Assigned task: With the images omitted, return all of the entries exactly as they stand.

[Dataset items]
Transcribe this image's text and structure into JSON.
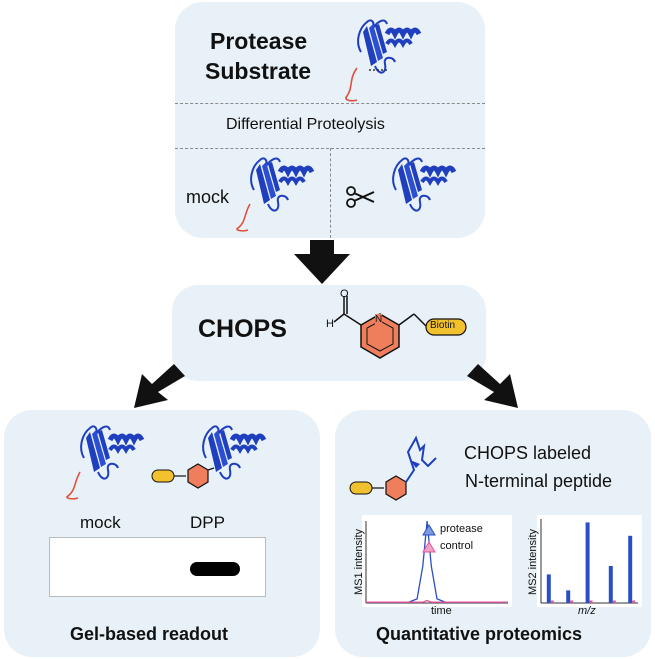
{
  "top_panel": {
    "title_line1": "Protease",
    "title_line2": "Substrate",
    "step_label": "Differential Proteolysis",
    "mock_label": "mock",
    "scissors_icon": "scissors-icon"
  },
  "chops_panel": {
    "title": "CHOPS",
    "aldehyde_h": "H",
    "aldehyde_o": "O",
    "ring_n": "N",
    "tag_label": "Biotin"
  },
  "gel_panel": {
    "lane1_label": "mock",
    "lane2_label": "DPP",
    "title": "Gel-based readout"
  },
  "proteomics_panel": {
    "label_line1": "CHOPS labeled",
    "label_line2": "N-terminal peptide",
    "title": "Quantitative proteomics",
    "ms1_ylabel": "MS1 intensity",
    "ms1_xlabel": "time",
    "legend_protease": "protease",
    "legend_control": "control",
    "ms2_ylabel": "MS2 intensity",
    "ms2_xlabel": "m/z"
  },
  "chart_data": [
    {
      "type": "line",
      "ylabel": "MS1 intensity",
      "xlabel": "time",
      "legend": "top-right",
      "series": [
        {
          "name": "protease",
          "color": "#2a4fc4",
          "x": [
            0,
            0.3,
            0.36,
            0.4,
            0.43,
            0.46,
            0.5,
            0.56,
            1.0
          ],
          "y": [
            0.01,
            0.01,
            0.05,
            0.45,
            1.0,
            0.45,
            0.05,
            0.01,
            0.01
          ]
        },
        {
          "name": "control",
          "color": "#e0569a",
          "x": [
            0,
            0.4,
            0.43,
            0.46,
            1.0
          ],
          "y": [
            0.01,
            0.01,
            0.03,
            0.01,
            0.01
          ]
        }
      ]
    },
    {
      "type": "bar",
      "ylabel": "MS2 intensity",
      "xlabel": "m/z",
      "x": [
        0.08,
        0.28,
        0.48,
        0.72,
        0.92
      ],
      "series": [
        {
          "name": "protease",
          "color": "#2a4fc4",
          "values": [
            0.34,
            0.15,
            0.96,
            0.44,
            0.8
          ]
        },
        {
          "name": "control",
          "color": "#e0569a",
          "values": [
            0.03,
            0.03,
            0.03,
            0.03,
            0.03
          ]
        }
      ]
    }
  ],
  "colors": {
    "panel": "#e8f1f7",
    "protein": "#1f3fbf",
    "tail": "#e2503c",
    "ring": "#ef7f5c",
    "tag": "#f2c12e",
    "protease": "#2a4fc4",
    "control": "#e0569a"
  }
}
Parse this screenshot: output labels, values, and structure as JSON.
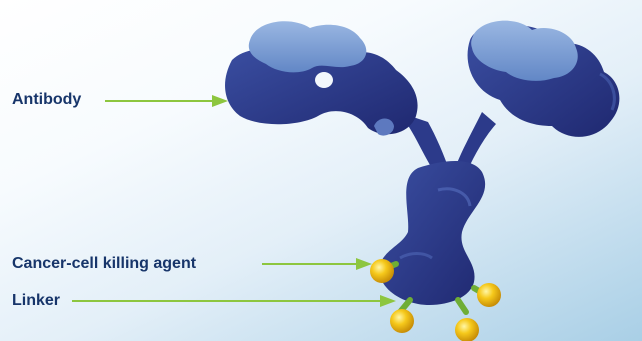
{
  "labels": {
    "antibody": "Antibody",
    "killing_agent": "Cancer-cell killing agent",
    "linker": "Linker"
  },
  "colors": {
    "antibody_dark": "#26307c",
    "antibody_mid": "#3d55a8",
    "antibody_light": "#7fa0d6",
    "pointer_arrow": "#8dc63f",
    "payload_yellow": "#f6c91b",
    "linker_green": "#6fae35",
    "label_text": "#17356a"
  }
}
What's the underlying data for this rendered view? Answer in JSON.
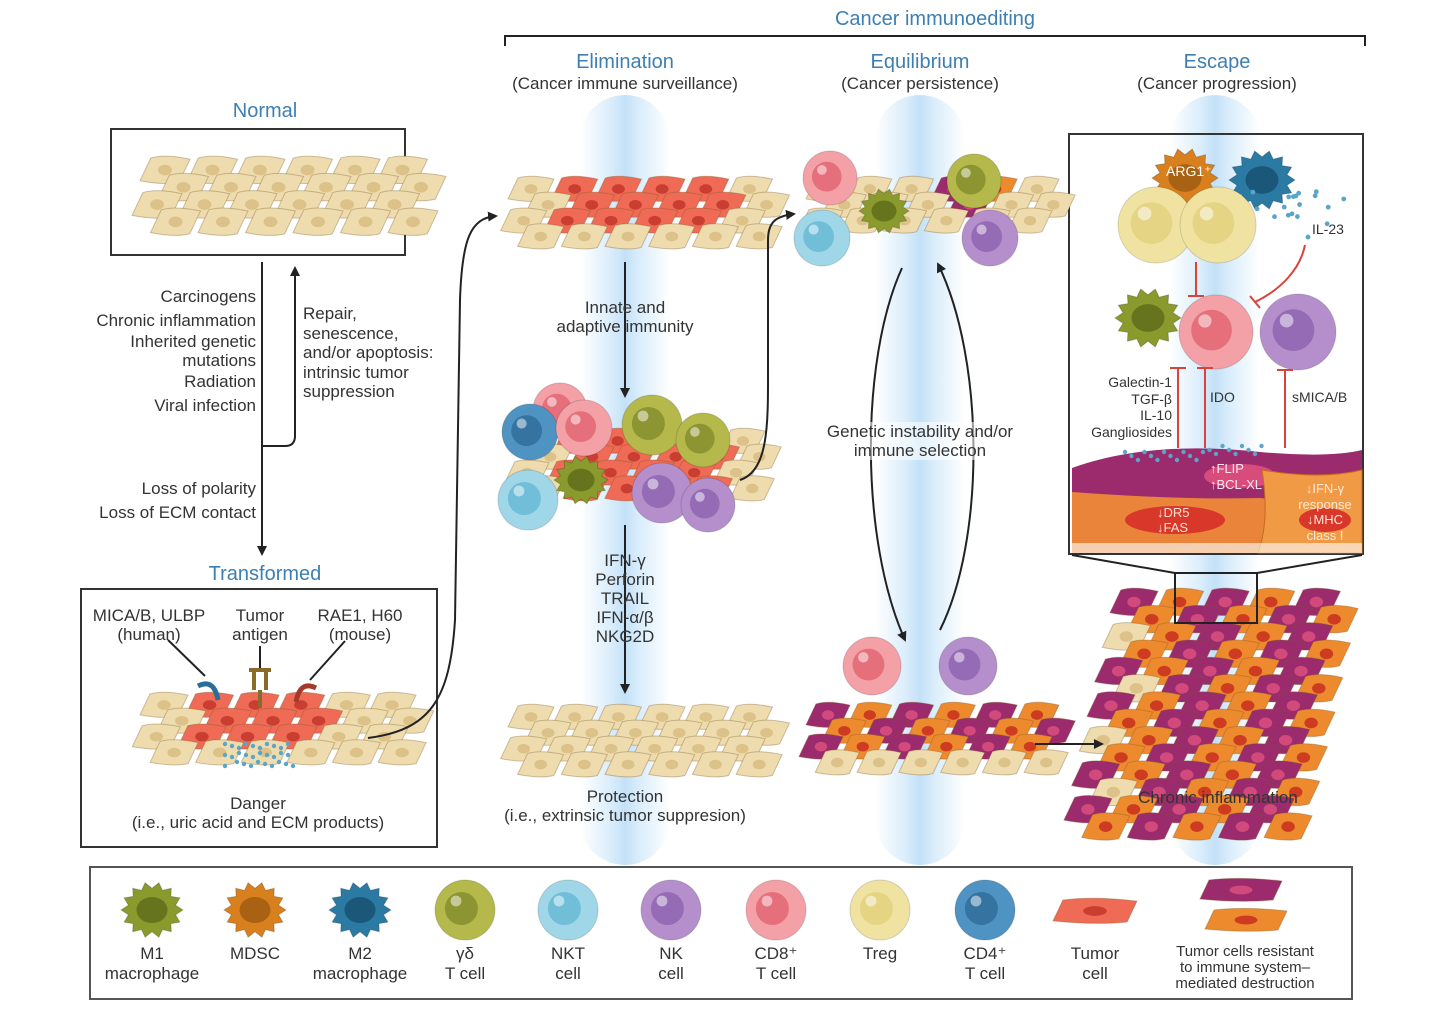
{
  "header": {
    "title": "Cancer immunoediting",
    "normal": "Normal",
    "transformed": "Transformed",
    "elimination": {
      "title": "Elimination",
      "sub": "(Cancer immune surveillance)"
    },
    "equilibrium": {
      "title": "Equilibrium",
      "sub": "(Cancer persistence)"
    },
    "escape": {
      "title": "Escape",
      "sub": "(Cancer progression)"
    }
  },
  "left": {
    "causes": [
      "Carcinogens",
      "Chronic inflammation",
      "Inherited genetic",
      "mutations",
      "Radiation",
      "Viral infection"
    ],
    "repair": [
      "Repair,",
      "senescence,",
      "and/or apoptosis:",
      "intrinsic tumor",
      "suppression"
    ],
    "loss": [
      "Loss of polarity",
      "Loss of ECM contact"
    ],
    "ligand1": [
      "MICA/B, ULBP",
      "(human)"
    ],
    "ligand2": [
      "Tumor",
      "antigen"
    ],
    "ligand3": [
      "RAE1, H60",
      "(mouse)"
    ],
    "danger": [
      "Danger",
      "(i.e., uric acid and ECM products)"
    ]
  },
  "middle": {
    "immunity": [
      "Innate and",
      "adaptive immunity"
    ],
    "effectors": [
      "IFN-γ",
      "Perforin",
      "TRAIL",
      "IFN-α/β",
      "NKG2D"
    ],
    "protection": [
      "Protection",
      "(i.e., extrinsic tumor suppresion)"
    ]
  },
  "equil": {
    "genetic": [
      "Genetic instability and/or",
      "immune selection"
    ]
  },
  "escape_panel": {
    "arg1": "ARG1⁺",
    "il23": "IL-23",
    "galectin": [
      "Galectin-1",
      "TGF-β",
      "IL-10",
      "Gangliosides"
    ],
    "ido": "IDO",
    "smica": "sMICA/B",
    "flip": [
      "↑FLIP",
      "↑BCL-XL"
    ],
    "dr5": [
      "↓DR5",
      "↓FAS"
    ],
    "ifn": [
      "↓IFN-γ",
      "response",
      "↓MHC",
      "class I"
    ],
    "chronic": "Chronic inflammation"
  },
  "legend": [
    {
      "label": [
        "M1",
        "macrophage"
      ],
      "shape": "spiky",
      "color": "#8a9a2c",
      "nucleus": "#5c6a1a"
    },
    {
      "label": [
        "MDSC"
      ],
      "shape": "spiky",
      "color": "#d9801e",
      "nucleus": "#9c5a10"
    },
    {
      "label": [
        "M2",
        "macrophage"
      ],
      "shape": "spiky",
      "color": "#2a7aa3",
      "nucleus": "#184f6e"
    },
    {
      "label": [
        "γδ",
        "T cell"
      ],
      "shape": "round",
      "color": "#b5b84a",
      "nucleus": "#7f8a2a"
    },
    {
      "label": [
        "NKT",
        "cell"
      ],
      "shape": "round",
      "color": "#9fd6e8",
      "nucleus": "#62b6d4"
    },
    {
      "label": [
        "NK",
        "cell"
      ],
      "shape": "round",
      "color": "#b58fcc",
      "nucleus": "#8b5fae"
    },
    {
      "label": [
        "CD8⁺",
        "T cell"
      ],
      "shape": "round",
      "color": "#f3a0a6",
      "nucleus": "#e0606c"
    },
    {
      "label": [
        "Treg"
      ],
      "shape": "round",
      "color": "#f0e3a2",
      "nucleus": "#e2cf7a"
    },
    {
      "label": [
        "CD4⁺",
        "T cell"
      ],
      "shape": "round",
      "color": "#4f93c3",
      "nucleus": "#2c6894"
    },
    {
      "label": [
        "Tumor",
        "cell"
      ],
      "shape": "flat",
      "color": "#ef6b55",
      "nucleus": "#c53a2e"
    },
    {
      "label": [
        "Tumor cells resistant",
        "to immune system–",
        "mediated destruction"
      ],
      "shape": "resistant",
      "color": "#9b2b6d",
      "nucleus": "#e9843a"
    }
  ],
  "colors": {
    "accent": "#3d7fb3",
    "stroma": "#efdcae",
    "tumor": "#ef6b55",
    "resistant_purple": "#9b2b6d",
    "resistant_orange": "#ee8a2e",
    "inhibit": "#d9443a"
  }
}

Answer space:
Transcribe this image's text and structure into JSON.
{
  "top_panel": {
    "title_line1": "Protease",
    "title_line2": "Substrate",
    "step_label": "Differential Proteolysis",
    "mock_label": "mock",
    "scissors_icon": "scissors-icon"
  },
  "chops_panel": {
    "title": "CHOPS",
    "aldehyde_h": "H",
    "aldehyde_o": "O",
    "ring_n": "N",
    "tag_label": "Biotin"
  },
  "gel_panel": {
    "lane1_label": "mock",
    "lane2_label": "DPP",
    "title": "Gel-based readout"
  },
  "proteomics_panel": {
    "label_line1": "CHOPS labeled",
    "label_line2": "N-terminal peptide",
    "title": "Quantitative proteomics",
    "ms1_ylabel": "MS1 intensity",
    "ms1_xlabel": "time",
    "legend_protease": "protease",
    "legend_control": "control",
    "ms2_ylabel": "MS2 intensity",
    "ms2_xlabel": "m/z"
  },
  "chart_data": [
    {
      "type": "line",
      "ylabel": "MS1 intensity",
      "xlabel": "time",
      "legend": "top-right",
      "series": [
        {
          "name": "protease",
          "color": "#2a4fc4",
          "x": [
            0,
            0.3,
            0.36,
            0.4,
            0.43,
            0.46,
            0.5,
            0.56,
            1.0
          ],
          "y": [
            0.01,
            0.01,
            0.05,
            0.45,
            1.0,
            0.45,
            0.05,
            0.01,
            0.01
          ]
        },
        {
          "name": "control",
          "color": "#e0569a",
          "x": [
            0,
            0.4,
            0.43,
            0.46,
            1.0
          ],
          "y": [
            0.01,
            0.01,
            0.03,
            0.01,
            0.01
          ]
        }
      ]
    },
    {
      "type": "bar",
      "ylabel": "MS2 intensity",
      "xlabel": "m/z",
      "x": [
        0.08,
        0.28,
        0.48,
        0.72,
        0.92
      ],
      "series": [
        {
          "name": "protease",
          "color": "#2a4fc4",
          "values": [
            0.34,
            0.15,
            0.96,
            0.44,
            0.8
          ]
        },
        {
          "name": "control",
          "color": "#e0569a",
          "values": [
            0.03,
            0.03,
            0.03,
            0.03,
            0.03
          ]
        }
      ]
    }
  ],
  "colors": {
    "panel": "#e8f1f7",
    "protein": "#1f3fbf",
    "tail": "#e2503c",
    "ring": "#ef7f5c",
    "tag": "#f2c12e",
    "protease": "#2a4fc4",
    "control": "#e0569a"
  }
}
Parse this screenshot: output labels, values, and structure as JSON.
{
  "labels": {
    "antibody": "Antibody",
    "killing_agent": "Cancer-cell killing agent",
    "linker": "Linker"
  },
  "colors": {
    "antibody_dark": "#26307c",
    "antibody_mid": "#3d55a8",
    "antibody_light": "#7fa0d6",
    "pointer_arrow": "#8dc63f",
    "payload_yellow": "#f6c91b",
    "linker_green": "#6fae35",
    "label_text": "#17356a"
  }
}
What's the underlying data for this rendered view? Answer in JSON.
{
  "header": {
    "title": "Cancer immunoediting",
    "normal": "Normal",
    "transformed": "Transformed",
    "elimination": {
      "title": "Elimination",
      "sub": "(Cancer immune surveillance)"
    },
    "equilibrium": {
      "title": "Equilibrium",
      "sub": "(Cancer persistence)"
    },
    "escape": {
      "title": "Escape",
      "sub": "(Cancer progression)"
    }
  },
  "left": {
    "causes": [
      "Carcinogens",
      "Chronic inflammation",
      "Inherited genetic",
      "mutations",
      "Radiation",
      "Viral infection"
    ],
    "repair": [
      "Repair,",
      "senescence,",
      "and/or apoptosis:",
      "intrinsic tumor",
      "suppression"
    ],
    "loss": [
      "Loss of polarity",
      "Loss of ECM contact"
    ],
    "ligand1": [
      "MICA/B, ULBP",
      "(human)"
    ],
    "ligand2": [
      "Tumor",
      "antigen"
    ],
    "ligand3": [
      "RAE1, H60",
      "(mouse)"
    ],
    "danger": [
      "Danger",
      "(i.e., uric acid and ECM products)"
    ]
  },
  "middle": {
    "immunity": [
      "Innate and",
      "adaptive immunity"
    ],
    "effectors": [
      "IFN-γ",
      "Perforin",
      "TRAIL",
      "IFN-α/β",
      "NKG2D"
    ],
    "protection": [
      "Protection",
      "(i.e., extrinsic tumor suppresion)"
    ]
  },
  "equil": {
    "genetic": [
      "Genetic instability and/or",
      "immune selection"
    ]
  },
  "escape_panel": {
    "arg1": "ARG1⁺",
    "il23": "IL-23",
    "galectin": [
      "Galectin-1",
      "TGF-β",
      "IL-10",
      "Gangliosides"
    ],
    "ido": "IDO",
    "smica": "sMICA/B",
    "flip": [
      "↑FLIP",
      "↑BCL-XL"
    ],
    "dr5": [
      "↓DR5",
      "↓FAS"
    ],
    "ifn": [
      "↓IFN-γ",
      "response",
      "↓MHC",
      "class I"
    ],
    "chronic": "Chronic inflammation"
  },
  "legend": [
    {
      "label": [
        "M1",
        "macrophage"
      ],
      "shape": "spiky",
      "color": "#8a9a2c",
      "nucleus": "#5c6a1a"
    },
    {
      "label": [
        "MDSC"
      ],
      "shape": "spiky",
      "color": "#d9801e",
      "nucleus": "#9c5a10"
    },
    {
      "label": [
        "M2",
        "macrophage"
      ],
      "shape": "spiky",
      "color": "#2a7aa3",
      "nucleus": "#184f6e"
    },
    {
      "label": [
        "γδ",
        "T cell"
      ],
      "shape": "round",
      "color": "#b5b84a",
      "nucleus": "#7f8a2a"
    },
    {
      "label": [
        "NKT",
        "cell"
      ],
      "shape": "round",
      "color": "#9fd6e8",
      "nucleus": "#62b6d4"
    },
    {
      "label": [
        "NK",
        "cell"
      ],
      "shape": "round",
      "color": "#b58fcc",
      "nucleus": "#8b5fae"
    },
    {
      "label": [
        "CD8⁺",
        "T cell"
      ],
      "shape": "round",
      "color": "#f3a0a6",
      "nucleus": "#e0606c"
    },
    {
      "label": [
        "Treg"
      ],
      "shape": "round",
      "color": "#f0e3a2",
      "nucleus": "#e2cf7a"
    },
    {
      "label": [
        "CD4⁺",
        "T cell"
      ],
      "shape": "round",
      "color": "#4f93c3",
      "nucleus": "#2c6894"
    },
    {
      "label": [
        "Tumor",
        "cell"
      ],
      "shape": "flat",
      "color": "#ef6b55",
      "nucleus": "#c53a2e"
    },
    {
      "label": [
        "Tumor cells resistant",
        "to immune system–",
        "mediated destruction"
      ],
      "shape": "resistant",
      "color": "#9b2b6d",
      "nucleus": "#e9843a"
    }
  ],
  "colors": {
    "accent": "#3d7fb3",
    "stroma": "#efdcae",
    "tumor": "#ef6b55",
    "resistant_purple": "#9b2b6d",
    "resistant_orange": "#ee8a2e",
    "inhibit": "#d9443a"
  }
}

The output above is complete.